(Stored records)
┌──

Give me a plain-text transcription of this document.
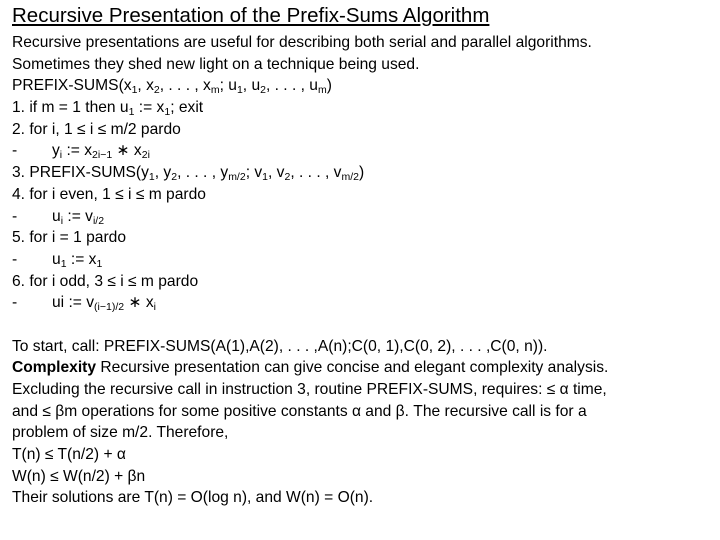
Recursive Presentation of the Prefix-Sums Algorithm
Recursive presentations are useful for describing both serial and parallel algorithms.
Sometimes they shed new light on a technique being used.
PREFIX-$SUMS(x_1$, $x_2$, . . . , $x_m$; $u_1$, $u_2$, . . . , $u_m$)
1. if m = 1 then $u_1$ := $x_1$; exit
2. for i, 1 ≤ i ≤ m/2 pardo
- $y_i$ := $x_{2i-1}$ ∗ $x_{2i}$
3. PREFIX-$SUMS(y_1$, $y_2$, . . . , $y_{m/2}$; $v_1$, $v_2$, . . . , $v_{m/2}$)
4. for i even, 1 ≤ i ≤ m pardo
- $u_i$ := $v_{i/2}$
5. for i = 1 pardo
- $u_1$ := $x_1$
6. for i odd, 3 ≤ i ≤ m pardo
- ui := $v_{(i-1)/2}$ ∗ $x_i$
To start, call: PREFIX-SUMS(A(1),A(2), . . . ,A(n);C(0, 1),C(0, 2), . . . ,C(0, n)).
Complexity Recursive presentation can give concise and elegant complexity analysis.
Excluding the recursive call in instruction 3, routine PREFIX-SUMS, requires: ≤ α time,
and ≤ βm operations for some positive constants α and β. The recursive call is for a
problem of size m/2. Therefore,
T(n) ≤ T(n/2) + α
W(n) ≤ W(n/2) + βn
Their solutions are T(n) = O(log n), and W(n) = O(n).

└──

▸ **WORK TO DO**:
Among the entries, how many lines contain the string "pardo"? Give the number without anything else.

▸ **RESPONSE FOR THIS EXERCISE**:
4